DATASET:

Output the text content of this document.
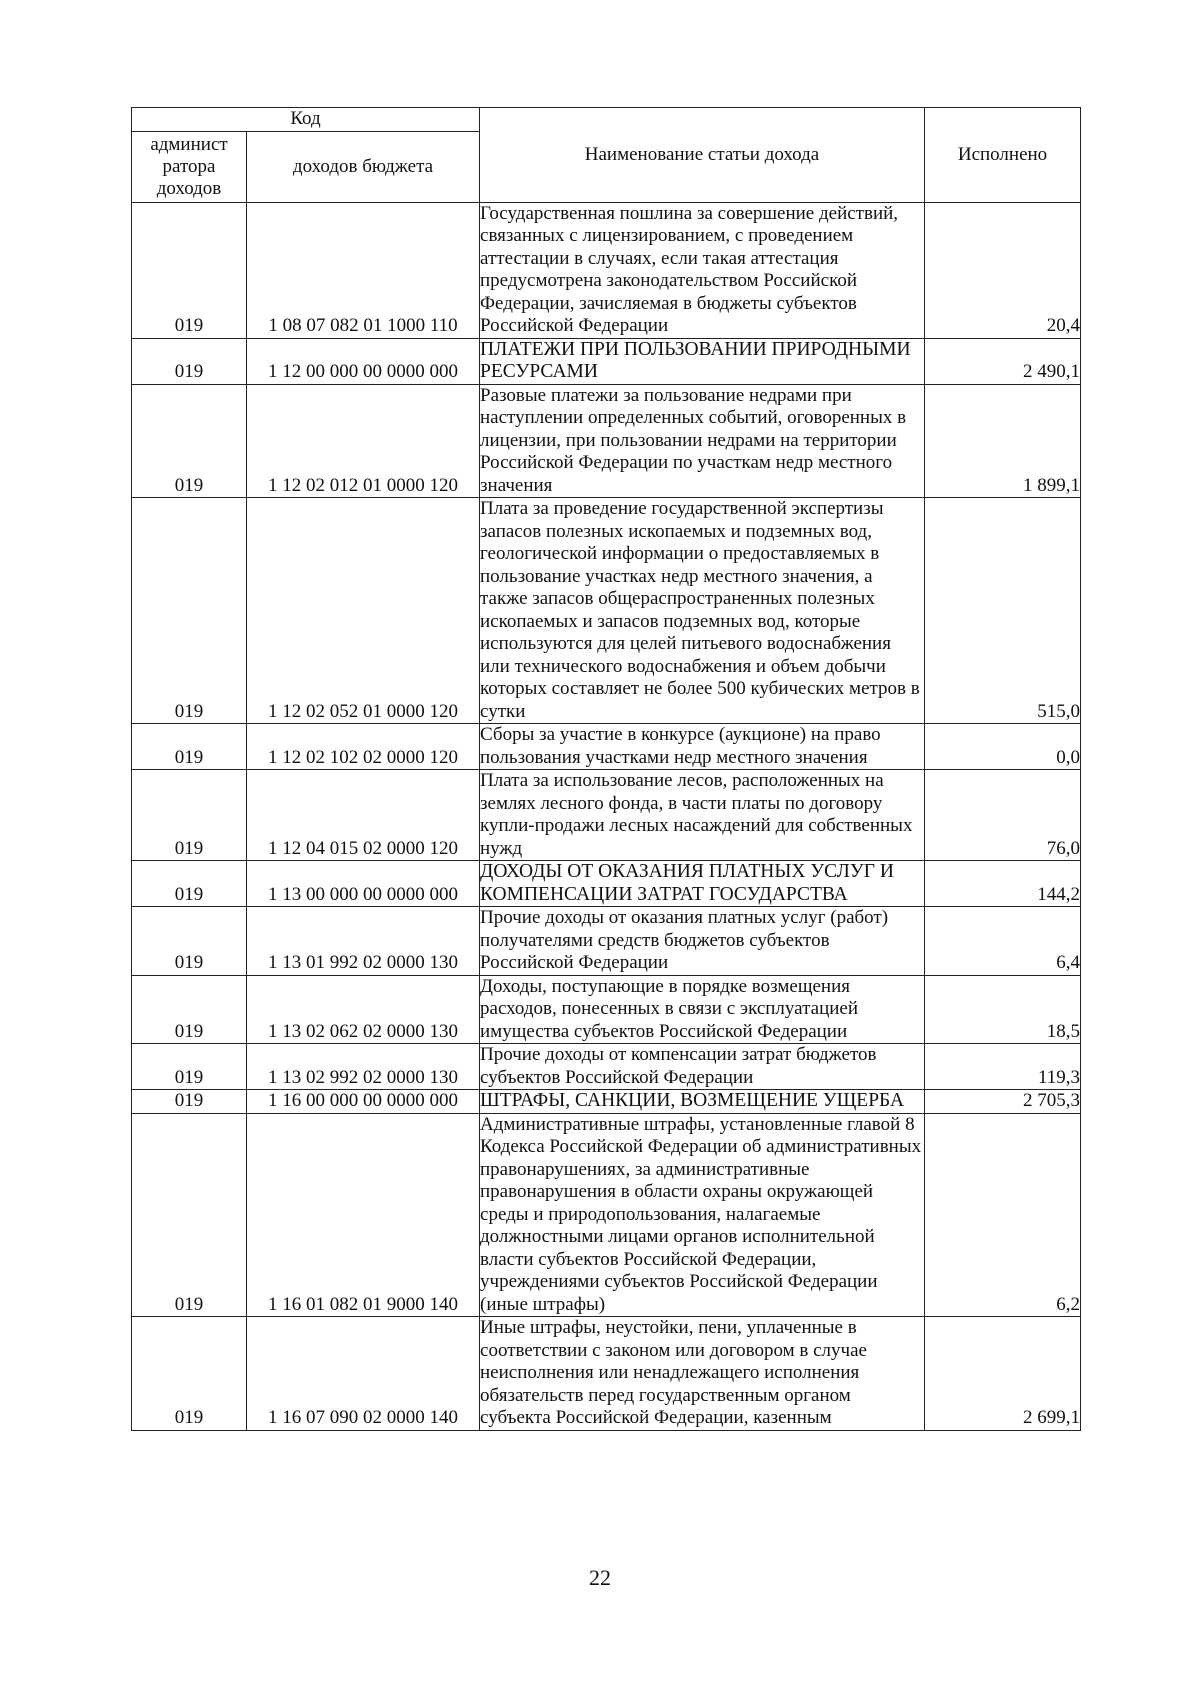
Код		Наименование статьи дохода	Исполнено
админист
ратора
доходов	доходов бюджета		
019	1 08 07 082 01 1000 110	Государственная пошлина за совершение действий, связанных с лицензированием, с проведением аттестации в случаях, если такая аттестация предусмотрена законодательством Российской Федерации, зачисляемая в бюджеты субъектов Российской Федерации	20,4
019	1 12 00 000 00 0000 000	ПЛАТЕЖИ ПРИ ПОЛЬЗОВАНИИ ПРИРОДНЫМИ РЕСУРСАМИ	2 490,1
019	1 12 02 012 01 0000 120	Разовые платежи за пользование недрами при наступлении определенных событий, оговоренных в лицензии, при пользовании недрами на территории Российской Федерации по участкам недр местного значения	1 899,1
019	1 12 02 052 01 0000 120	Плата за проведение государственной экспертизы запасов полезных ископаемых и подземных вод, геологической информации о предоставляемых в пользование участках недр местного значения, а также запасов общераспространенных полезных ископаемых и запасов подземных вод, которые используются для целей питьевого водоснабжения или технического водоснабжения и объем добычи которых составляет не более 500 кубических метров в сутки	515,0
019	1 12 02 102 02 0000 120	Сборы за участие в конкурсе (аукционе) на право пользования участками недр местного значения	0,0
019	1 12 04 015 02 0000 120	Плата за использование лесов, расположенных на землях лесного фонда, в части платы по договору купли-продажи лесных насаждений для собственных нужд	76,0
019	1 13 00 000 00 0000 000	ДОХОДЫ ОТ ОКАЗАНИЯ ПЛАТНЫХ УСЛУГ И КОМПЕНСАЦИИ ЗАТРАТ ГОСУДАРСТВА	144,2
019	1 13 01 992 02 0000 130	Прочие доходы от оказания платных услуг (работ) получателями средств бюджетов субъектов Российской Федерации	6,4
019	1 13 02 062 02 0000 130	Доходы, поступающие в порядке возмещения расходов, понесенных в связи с эксплуатацией имущества субъектов Российской Федерации	18,5
019	1 13 02 992 02 0000 130	Прочие доходы от компенсации затрат бюджетов субъектов Российской Федерации	119,3
019	1 16 00 000 00 0000 000	ШТРАФЫ, САНКЦИИ, ВОЗМЕЩЕНИЕ УЩЕРБА	2 705,3
019	1 16 01 082 01 9000 140	Административные штрафы, установленные главой 8 Кодекса Российской Федерации об административных правонарушениях, за административные правонарушения в области охраны окружающей среды и природопользования, налагаемые должностными лицами органов исполнительной власти субъектов Российской Федерации, учреждениями субъектов Российской Федерации (иные штрафы)	6,2
019	1 16 07 090 02 0000 140	Иные штрафы, неустойки, пени, уплаченные в соответствии с законом или договором в случае неисполнения или ненадлежащего исполнения обязательств перед государственным органом субъекта Российской Федерации, казенным	2 699,1
22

REQUIREMENTS: Output every entry verbatim. Pictures do not belong in the copy.

TASK RESULT:
Output the text content of this document.
Код		Наименование статьи дохода	Исполнено
админист
ратора
доходов	доходов бюджета		
019	1 08 07 082 01 1000 110	Государственная пошлина за совершение действий, связанных с лицензированием, с проведением аттестации в случаях, если такая аттестация предусмотрена законодательством Российской Федерации, зачисляемая в бюджеты субъектов Российской Федерации	20,4
019	1 12 00 000 00 0000 000	ПЛАТЕЖИ ПРИ ПОЛЬЗОВАНИИ ПРИРОДНЫМИ РЕСУРСАМИ	2 490,1
019	1 12 02 012 01 0000 120	Разовые платежи за пользование недрами при наступлении определенных событий, оговоренных в лицензии, при пользовании недрами на территории Российской Федерации по участкам недр местного значения	1 899,1
019	1 12 02 052 01 0000 120	Плата за проведение государственной экспертизы запасов полезных ископаемых и подземных вод, геологической информации о предоставляемых в пользование участках недр местного значения, а также запасов общераспространенных полезных ископаемых и запасов подземных вод, которые используются для целей питьевого водоснабжения или технического водоснабжения и объем добычи которых составляет не более 500 кубических метров в сутки	515,0
019	1 12 02 102 02 0000 120	Сборы за участие в конкурсе (аукционе) на право пользования участками недр местного значения	0,0
019	1 12 04 015 02 0000 120	Плата за использование лесов, расположенных на землях лесного фонда, в части платы по договору купли-продажи лесных насаждений для собственных нужд	76,0
019	1 13 00 000 00 0000 000	ДОХОДЫ ОТ ОКАЗАНИЯ ПЛАТНЫХ УСЛУГ И КОМПЕНСАЦИИ ЗАТРАТ ГОСУДАРСТВА	144,2
019	1 13 01 992 02 0000 130	Прочие доходы от оказания платных услуг (работ) получателями средств бюджетов субъектов Российской Федерации	6,4
019	1 13 02 062 02 0000 130	Доходы, поступающие в порядке возмещения расходов, понесенных в связи с эксплуатацией имущества субъектов Российской Федерации	18,5
019	1 13 02 992 02 0000 130	Прочие доходы от компенсации затрат бюджетов субъектов Российской Федерации	119,3
019	1 16 00 000 00 0000 000	ШТРАФЫ, САНКЦИИ, ВОЗМЕЩЕНИЕ УЩЕРБА	2 705,3
019	1 16 01 082 01 9000 140	Административные штрафы, установленные главой 8 Кодекса Российской Федерации об административных правонарушениях, за административные правонарушения в области охраны окружающей среды и природопользования, налагаемые должностными лицами органов исполнительной власти субъектов Российской Федерации, учреждениями субъектов Российской Федерации (иные штрафы)	6,2
019	1 16 07 090 02 0000 140	Иные штрафы, неустойки, пени, уплаченные в соответствии с законом или договором в случае неисполнения или ненадлежащего исполнения обязательств перед государственным органом субъекта Российской Федерации, казенным	2 699,1
22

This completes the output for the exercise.